**Task directions:** Locate the string "технологияларга" in the listing below. Copy every line where it is found.
--- --- ---
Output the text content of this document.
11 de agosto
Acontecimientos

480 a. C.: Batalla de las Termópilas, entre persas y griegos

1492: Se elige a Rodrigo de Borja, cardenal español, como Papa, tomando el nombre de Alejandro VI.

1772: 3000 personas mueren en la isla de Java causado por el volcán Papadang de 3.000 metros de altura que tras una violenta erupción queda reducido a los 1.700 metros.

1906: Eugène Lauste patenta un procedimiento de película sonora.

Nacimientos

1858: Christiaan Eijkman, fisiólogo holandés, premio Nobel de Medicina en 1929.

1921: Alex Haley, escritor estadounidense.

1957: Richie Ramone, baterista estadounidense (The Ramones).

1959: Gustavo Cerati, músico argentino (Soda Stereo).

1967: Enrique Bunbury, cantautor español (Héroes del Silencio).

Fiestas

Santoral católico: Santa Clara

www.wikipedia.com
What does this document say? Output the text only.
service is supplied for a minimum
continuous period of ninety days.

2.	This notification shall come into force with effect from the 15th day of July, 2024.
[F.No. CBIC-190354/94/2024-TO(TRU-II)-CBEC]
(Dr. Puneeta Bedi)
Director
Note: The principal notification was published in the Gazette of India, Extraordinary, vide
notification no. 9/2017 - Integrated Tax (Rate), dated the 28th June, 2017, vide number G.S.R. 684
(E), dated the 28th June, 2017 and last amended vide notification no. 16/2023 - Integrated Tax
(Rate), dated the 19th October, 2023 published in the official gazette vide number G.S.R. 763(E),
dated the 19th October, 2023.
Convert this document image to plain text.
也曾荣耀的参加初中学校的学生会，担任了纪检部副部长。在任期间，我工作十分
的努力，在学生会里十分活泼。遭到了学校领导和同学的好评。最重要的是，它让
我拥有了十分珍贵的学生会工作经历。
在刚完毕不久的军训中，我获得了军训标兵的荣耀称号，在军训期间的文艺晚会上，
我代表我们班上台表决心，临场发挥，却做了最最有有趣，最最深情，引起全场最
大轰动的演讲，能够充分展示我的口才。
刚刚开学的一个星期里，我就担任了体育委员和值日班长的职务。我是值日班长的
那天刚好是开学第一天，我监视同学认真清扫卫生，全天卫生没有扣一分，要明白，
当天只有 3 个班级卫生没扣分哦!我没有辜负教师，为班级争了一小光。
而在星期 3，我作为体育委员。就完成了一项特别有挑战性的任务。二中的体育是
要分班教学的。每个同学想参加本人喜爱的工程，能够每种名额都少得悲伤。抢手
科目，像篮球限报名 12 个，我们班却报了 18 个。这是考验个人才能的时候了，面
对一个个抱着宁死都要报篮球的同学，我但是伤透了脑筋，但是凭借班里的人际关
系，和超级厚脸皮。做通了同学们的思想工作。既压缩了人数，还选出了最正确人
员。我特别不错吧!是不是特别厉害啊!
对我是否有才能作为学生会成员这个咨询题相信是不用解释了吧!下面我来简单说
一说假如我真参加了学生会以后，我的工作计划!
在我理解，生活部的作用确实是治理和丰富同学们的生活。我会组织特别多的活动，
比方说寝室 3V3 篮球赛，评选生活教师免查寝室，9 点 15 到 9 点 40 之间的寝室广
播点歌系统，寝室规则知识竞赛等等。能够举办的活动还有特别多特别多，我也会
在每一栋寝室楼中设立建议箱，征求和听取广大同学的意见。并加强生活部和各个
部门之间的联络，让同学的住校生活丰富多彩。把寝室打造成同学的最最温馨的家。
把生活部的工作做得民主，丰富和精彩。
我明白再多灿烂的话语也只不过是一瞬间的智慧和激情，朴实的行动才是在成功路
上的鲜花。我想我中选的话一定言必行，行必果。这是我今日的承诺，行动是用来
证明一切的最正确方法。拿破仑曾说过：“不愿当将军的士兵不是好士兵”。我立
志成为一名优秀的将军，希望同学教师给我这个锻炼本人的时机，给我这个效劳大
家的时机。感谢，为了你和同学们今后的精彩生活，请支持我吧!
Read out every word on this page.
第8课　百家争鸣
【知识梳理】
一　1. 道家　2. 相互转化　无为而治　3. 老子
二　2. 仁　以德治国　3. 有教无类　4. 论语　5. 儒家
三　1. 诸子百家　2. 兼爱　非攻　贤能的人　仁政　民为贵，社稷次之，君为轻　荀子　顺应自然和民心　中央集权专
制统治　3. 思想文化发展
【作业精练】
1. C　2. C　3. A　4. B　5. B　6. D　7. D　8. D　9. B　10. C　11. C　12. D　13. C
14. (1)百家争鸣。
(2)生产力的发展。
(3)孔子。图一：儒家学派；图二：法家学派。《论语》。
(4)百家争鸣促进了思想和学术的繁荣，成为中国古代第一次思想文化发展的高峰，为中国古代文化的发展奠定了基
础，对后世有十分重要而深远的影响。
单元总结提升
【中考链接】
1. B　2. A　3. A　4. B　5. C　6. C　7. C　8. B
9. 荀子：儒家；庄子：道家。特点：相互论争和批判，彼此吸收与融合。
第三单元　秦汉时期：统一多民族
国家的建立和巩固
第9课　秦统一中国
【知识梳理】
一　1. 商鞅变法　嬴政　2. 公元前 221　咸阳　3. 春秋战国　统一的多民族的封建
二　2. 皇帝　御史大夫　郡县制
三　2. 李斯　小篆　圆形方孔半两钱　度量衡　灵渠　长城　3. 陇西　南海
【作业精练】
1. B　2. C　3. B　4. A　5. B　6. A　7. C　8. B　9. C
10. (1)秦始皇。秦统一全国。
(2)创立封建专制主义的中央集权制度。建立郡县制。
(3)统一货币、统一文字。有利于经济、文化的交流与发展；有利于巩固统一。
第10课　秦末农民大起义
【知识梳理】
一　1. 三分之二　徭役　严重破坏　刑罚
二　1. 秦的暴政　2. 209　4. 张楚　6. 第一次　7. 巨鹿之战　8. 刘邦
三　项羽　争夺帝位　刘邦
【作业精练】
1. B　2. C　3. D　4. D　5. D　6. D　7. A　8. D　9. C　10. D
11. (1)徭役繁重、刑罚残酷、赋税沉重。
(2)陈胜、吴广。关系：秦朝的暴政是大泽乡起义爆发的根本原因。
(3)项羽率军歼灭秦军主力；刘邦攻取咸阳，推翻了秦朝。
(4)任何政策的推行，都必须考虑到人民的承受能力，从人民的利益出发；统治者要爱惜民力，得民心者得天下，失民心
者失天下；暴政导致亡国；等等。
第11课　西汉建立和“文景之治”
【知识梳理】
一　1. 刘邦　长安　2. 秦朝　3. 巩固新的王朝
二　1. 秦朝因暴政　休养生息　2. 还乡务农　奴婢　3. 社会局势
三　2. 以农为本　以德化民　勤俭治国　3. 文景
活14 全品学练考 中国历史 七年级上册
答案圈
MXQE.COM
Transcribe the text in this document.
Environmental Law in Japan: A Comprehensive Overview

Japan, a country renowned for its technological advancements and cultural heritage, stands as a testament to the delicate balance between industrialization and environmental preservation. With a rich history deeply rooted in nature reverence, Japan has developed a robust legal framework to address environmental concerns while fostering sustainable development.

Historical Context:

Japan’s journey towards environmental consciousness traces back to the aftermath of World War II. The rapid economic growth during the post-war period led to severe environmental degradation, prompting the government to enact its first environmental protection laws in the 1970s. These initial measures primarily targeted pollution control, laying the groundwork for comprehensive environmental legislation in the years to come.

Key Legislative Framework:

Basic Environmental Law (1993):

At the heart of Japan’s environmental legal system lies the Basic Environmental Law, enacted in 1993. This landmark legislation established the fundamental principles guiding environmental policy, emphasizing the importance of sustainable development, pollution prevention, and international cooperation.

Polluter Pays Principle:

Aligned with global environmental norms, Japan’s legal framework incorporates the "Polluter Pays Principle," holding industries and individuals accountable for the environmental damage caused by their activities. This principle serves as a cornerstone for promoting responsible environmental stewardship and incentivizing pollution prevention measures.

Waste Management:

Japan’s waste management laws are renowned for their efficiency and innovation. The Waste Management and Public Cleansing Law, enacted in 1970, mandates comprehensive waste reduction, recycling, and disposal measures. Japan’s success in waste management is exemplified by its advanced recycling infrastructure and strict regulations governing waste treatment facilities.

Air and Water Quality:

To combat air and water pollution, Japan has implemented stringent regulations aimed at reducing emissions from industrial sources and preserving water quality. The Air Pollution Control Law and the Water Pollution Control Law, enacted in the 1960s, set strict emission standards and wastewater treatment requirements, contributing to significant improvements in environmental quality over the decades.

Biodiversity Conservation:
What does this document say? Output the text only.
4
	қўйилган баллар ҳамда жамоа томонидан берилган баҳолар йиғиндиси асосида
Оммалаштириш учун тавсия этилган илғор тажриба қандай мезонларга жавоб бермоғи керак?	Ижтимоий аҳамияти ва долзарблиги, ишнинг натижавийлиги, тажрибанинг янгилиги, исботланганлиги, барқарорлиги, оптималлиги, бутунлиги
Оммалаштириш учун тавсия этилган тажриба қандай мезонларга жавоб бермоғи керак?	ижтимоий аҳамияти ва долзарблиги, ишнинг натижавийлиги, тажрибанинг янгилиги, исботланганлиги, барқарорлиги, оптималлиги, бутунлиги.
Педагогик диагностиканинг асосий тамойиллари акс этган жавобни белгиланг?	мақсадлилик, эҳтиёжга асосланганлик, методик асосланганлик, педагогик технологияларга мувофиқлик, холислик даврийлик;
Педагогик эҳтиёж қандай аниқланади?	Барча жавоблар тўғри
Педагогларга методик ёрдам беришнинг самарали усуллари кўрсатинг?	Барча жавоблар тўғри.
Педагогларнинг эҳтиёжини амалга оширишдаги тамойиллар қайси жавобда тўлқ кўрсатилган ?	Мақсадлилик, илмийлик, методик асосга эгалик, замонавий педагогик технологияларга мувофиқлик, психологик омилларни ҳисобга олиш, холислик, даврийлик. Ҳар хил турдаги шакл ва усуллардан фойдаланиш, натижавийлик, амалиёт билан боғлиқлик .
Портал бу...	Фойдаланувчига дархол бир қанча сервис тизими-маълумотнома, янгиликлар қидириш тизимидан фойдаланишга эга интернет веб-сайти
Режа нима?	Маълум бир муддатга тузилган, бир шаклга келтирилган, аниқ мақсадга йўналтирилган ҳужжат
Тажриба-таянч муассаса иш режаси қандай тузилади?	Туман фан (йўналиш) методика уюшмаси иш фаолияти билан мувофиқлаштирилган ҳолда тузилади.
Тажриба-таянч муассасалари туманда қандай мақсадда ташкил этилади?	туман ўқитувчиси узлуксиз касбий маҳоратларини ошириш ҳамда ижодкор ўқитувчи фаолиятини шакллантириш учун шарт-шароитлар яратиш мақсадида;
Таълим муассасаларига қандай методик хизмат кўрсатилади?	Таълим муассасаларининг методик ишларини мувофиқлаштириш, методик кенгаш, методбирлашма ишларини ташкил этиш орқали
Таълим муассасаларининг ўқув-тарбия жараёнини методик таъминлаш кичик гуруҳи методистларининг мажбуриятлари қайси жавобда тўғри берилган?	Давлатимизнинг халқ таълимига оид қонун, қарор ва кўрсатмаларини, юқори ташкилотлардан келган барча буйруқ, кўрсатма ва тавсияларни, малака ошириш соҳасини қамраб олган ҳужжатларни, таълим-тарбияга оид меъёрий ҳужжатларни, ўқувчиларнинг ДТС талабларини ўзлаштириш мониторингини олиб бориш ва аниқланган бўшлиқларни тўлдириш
--- --- ---
**Answer to the task:**
Педагогик диагностиканинг асосий тамойиллари акс этган жавобни белгиланг?	мақсадлилик, эҳтиёжга асосланганлик, методик асосланганлик, педагогик технологияларга мувофиқлик, холислик даврийлик;
Педагогларнинг эҳтиёжини амалга оширишдаги тамойиллар қайси жавобда тўлқ кўрсатилган ?	Мақсадлилик, илмийлик, методик асосга эгалик, замонавий педагогик технологияларга мувофиқлик, психологик омилларни ҳисобга олиш, холислик, даврийлик. Ҳар хил турдаги шакл ва усуллардан фойдаланиш, натижавийлик, амалиёт билан боғлиқлик .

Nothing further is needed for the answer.